### THE REQUEST
For the listing below, give the count of lines containing "Comparison", and no other text.

### INPUT ROWS
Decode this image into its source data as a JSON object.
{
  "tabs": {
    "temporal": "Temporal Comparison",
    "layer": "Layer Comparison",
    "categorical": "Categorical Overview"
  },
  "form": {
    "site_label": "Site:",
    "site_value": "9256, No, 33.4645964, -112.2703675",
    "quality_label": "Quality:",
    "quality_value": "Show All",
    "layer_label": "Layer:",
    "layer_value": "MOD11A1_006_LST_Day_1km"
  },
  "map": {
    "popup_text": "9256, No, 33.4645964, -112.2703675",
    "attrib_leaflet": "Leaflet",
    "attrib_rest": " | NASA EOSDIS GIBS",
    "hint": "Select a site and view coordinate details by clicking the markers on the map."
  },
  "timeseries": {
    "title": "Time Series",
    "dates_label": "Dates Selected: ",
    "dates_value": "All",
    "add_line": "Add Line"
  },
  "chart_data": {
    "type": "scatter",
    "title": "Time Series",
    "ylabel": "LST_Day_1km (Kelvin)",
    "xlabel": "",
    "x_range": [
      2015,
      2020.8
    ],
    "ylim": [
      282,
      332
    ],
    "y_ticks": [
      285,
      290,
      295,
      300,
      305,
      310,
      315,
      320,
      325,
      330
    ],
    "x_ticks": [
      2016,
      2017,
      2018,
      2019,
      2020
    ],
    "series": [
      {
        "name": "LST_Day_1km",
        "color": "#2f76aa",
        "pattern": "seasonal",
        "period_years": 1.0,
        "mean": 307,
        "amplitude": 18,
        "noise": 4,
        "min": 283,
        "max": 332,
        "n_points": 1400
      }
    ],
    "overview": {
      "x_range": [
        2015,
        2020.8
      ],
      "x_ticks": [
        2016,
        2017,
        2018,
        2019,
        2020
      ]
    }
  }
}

### FULL ANSWER
2